_THE PROBLEM_: Write out the listing below exactly, and omit any images you find in it.

_EXTRACTED INFORMATION_:
************

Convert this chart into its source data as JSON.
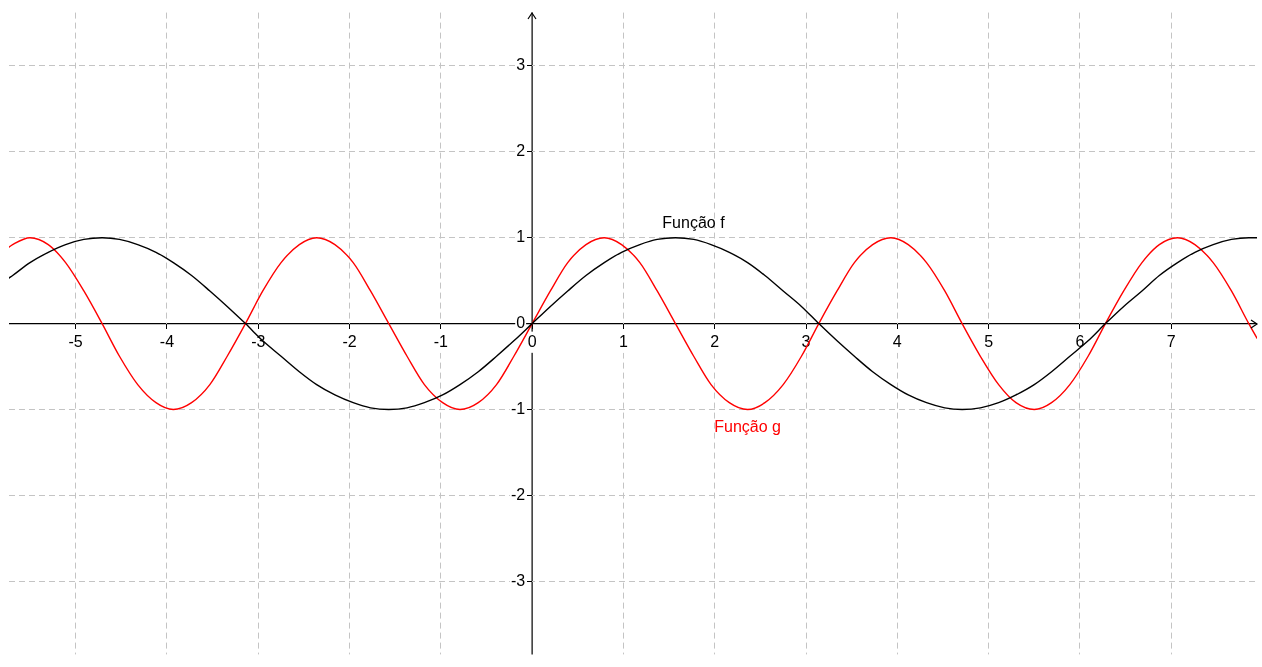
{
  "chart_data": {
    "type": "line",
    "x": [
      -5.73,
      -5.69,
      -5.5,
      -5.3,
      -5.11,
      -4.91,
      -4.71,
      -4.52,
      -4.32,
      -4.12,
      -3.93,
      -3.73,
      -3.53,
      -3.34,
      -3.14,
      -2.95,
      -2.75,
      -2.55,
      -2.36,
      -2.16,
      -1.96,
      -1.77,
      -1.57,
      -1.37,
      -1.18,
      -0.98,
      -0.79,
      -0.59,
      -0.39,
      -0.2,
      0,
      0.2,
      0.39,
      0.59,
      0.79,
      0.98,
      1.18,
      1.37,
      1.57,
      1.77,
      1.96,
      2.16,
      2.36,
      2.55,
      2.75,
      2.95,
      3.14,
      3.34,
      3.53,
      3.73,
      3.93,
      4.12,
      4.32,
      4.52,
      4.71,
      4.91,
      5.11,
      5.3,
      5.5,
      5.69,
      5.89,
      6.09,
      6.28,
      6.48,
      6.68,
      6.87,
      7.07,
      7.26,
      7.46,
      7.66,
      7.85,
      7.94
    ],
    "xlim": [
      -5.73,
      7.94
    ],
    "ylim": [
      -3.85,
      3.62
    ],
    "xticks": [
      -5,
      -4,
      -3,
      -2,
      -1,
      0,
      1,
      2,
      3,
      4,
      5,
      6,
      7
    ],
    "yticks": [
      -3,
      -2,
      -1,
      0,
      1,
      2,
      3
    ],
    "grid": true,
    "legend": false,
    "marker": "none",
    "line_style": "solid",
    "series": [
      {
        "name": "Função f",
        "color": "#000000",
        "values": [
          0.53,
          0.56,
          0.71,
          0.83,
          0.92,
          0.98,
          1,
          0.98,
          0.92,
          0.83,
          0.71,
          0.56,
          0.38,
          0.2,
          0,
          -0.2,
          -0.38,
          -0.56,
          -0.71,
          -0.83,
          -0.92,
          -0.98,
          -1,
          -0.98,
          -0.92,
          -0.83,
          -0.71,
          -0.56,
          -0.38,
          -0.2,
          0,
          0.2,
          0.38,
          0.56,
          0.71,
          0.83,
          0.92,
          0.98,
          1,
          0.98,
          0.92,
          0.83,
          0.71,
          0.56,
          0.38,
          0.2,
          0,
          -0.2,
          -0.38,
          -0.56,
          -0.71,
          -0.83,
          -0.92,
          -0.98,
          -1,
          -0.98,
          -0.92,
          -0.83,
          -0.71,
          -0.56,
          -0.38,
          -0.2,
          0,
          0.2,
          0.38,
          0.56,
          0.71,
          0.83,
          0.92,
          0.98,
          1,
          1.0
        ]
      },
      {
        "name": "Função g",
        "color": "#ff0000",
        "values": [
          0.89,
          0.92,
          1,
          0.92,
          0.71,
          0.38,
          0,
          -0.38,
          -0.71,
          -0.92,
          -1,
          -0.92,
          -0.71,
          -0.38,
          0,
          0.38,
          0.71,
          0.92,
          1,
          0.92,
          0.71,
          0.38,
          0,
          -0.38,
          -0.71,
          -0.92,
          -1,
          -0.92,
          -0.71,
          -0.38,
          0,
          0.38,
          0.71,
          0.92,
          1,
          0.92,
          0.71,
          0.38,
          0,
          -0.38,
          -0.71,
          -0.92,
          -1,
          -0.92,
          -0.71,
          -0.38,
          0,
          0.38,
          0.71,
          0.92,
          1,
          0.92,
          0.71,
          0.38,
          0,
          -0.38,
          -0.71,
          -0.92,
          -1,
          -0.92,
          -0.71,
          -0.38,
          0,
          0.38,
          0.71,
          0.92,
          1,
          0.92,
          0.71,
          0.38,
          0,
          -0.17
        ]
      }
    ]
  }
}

************

_WRITTEN ANSWER_:
Convert this chart into its source data as JSON.
{
  "chart_data": {
    "type": "line",
    "x": [
      -5.73,
      -5.69,
      -5.5,
      -5.3,
      -5.11,
      -4.91,
      -4.71,
      -4.52,
      -4.32,
      -4.12,
      -3.93,
      -3.73,
      -3.53,
      -3.34,
      -3.14,
      -2.95,
      -2.75,
      -2.55,
      -2.36,
      -2.16,
      -1.96,
      -1.77,
      -1.57,
      -1.37,
      -1.18,
      -0.98,
      -0.79,
      -0.59,
      -0.39,
      -0.2,
      0,
      0.2,
      0.39,
      0.59,
      0.79,
      0.98,
      1.18,
      1.37,
      1.57,
      1.77,
      1.96,
      2.16,
      2.36,
      2.55,
      2.75,
      2.95,
      3.14,
      3.34,
      3.53,
      3.73,
      3.93,
      4.12,
      4.32,
      4.52,
      4.71,
      4.91,
      5.11,
      5.3,
      5.5,
      5.69,
      5.89,
      6.09,
      6.28,
      6.48,
      6.68,
      6.87,
      7.07,
      7.26,
      7.46,
      7.66,
      7.85,
      7.94
    ],
    "xlim": [
      -5.73,
      7.94
    ],
    "ylim": [
      -3.85,
      3.62
    ],
    "xticks": [
      -5,
      -4,
      -3,
      -2,
      -1,
      0,
      1,
      2,
      3,
      4,
      5,
      6,
      7
    ],
    "yticks": [
      -3,
      -2,
      -1,
      0,
      1,
      2,
      3
    ],
    "grid": true,
    "legend": false,
    "marker": "none",
    "line_style": "solid",
    "series": [
      {
        "name": "Função f",
        "color": "#000000",
        "values": [
          0.53,
          0.56,
          0.71,
          0.83,
          0.92,
          0.98,
          1,
          0.98,
          0.92,
          0.83,
          0.71,
          0.56,
          0.38,
          0.2,
          0,
          -0.2,
          -0.38,
          -0.56,
          -0.71,
          -0.83,
          -0.92,
          -0.98,
          -1,
          -0.98,
          -0.92,
          -0.83,
          -0.71,
          -0.56,
          -0.38,
          -0.2,
          0,
          0.2,
          0.38,
          0.56,
          0.71,
          0.83,
          0.92,
          0.98,
          1,
          0.98,
          0.92,
          0.83,
          0.71,
          0.56,
          0.38,
          0.2,
          0,
          -0.2,
          -0.38,
          -0.56,
          -0.71,
          -0.83,
          -0.92,
          -0.98,
          -1,
          -0.98,
          -0.92,
          -0.83,
          -0.71,
          -0.56,
          -0.38,
          -0.2,
          0,
          0.2,
          0.38,
          0.56,
          0.71,
          0.83,
          0.92,
          0.98,
          1,
          1.0
        ]
      },
      {
        "name": "Função g",
        "color": "#ff0000",
        "values": [
          0.89,
          0.92,
          1,
          0.92,
          0.71,
          0.38,
          0,
          -0.38,
          -0.71,
          -0.92,
          -1,
          -0.92,
          -0.71,
          -0.38,
          0,
          0.38,
          0.71,
          0.92,
          1,
          0.92,
          0.71,
          0.38,
          0,
          -0.38,
          -0.71,
          -0.92,
          -1,
          -0.92,
          -0.71,
          -0.38,
          0,
          0.38,
          0.71,
          0.92,
          1,
          0.92,
          0.71,
          0.38,
          0,
          -0.38,
          -0.71,
          -0.92,
          -1,
          -0.92,
          -0.71,
          -0.38,
          0,
          0.38,
          0.71,
          0.92,
          1,
          0.92,
          0.71,
          0.38,
          0,
          -0.38,
          -0.71,
          -0.92,
          -1,
          -0.92,
          -0.71,
          -0.38,
          0,
          0.38,
          0.71,
          0.92,
          1,
          0.92,
          0.71,
          0.38,
          0,
          -0.17
        ]
      }
    ]
  }
}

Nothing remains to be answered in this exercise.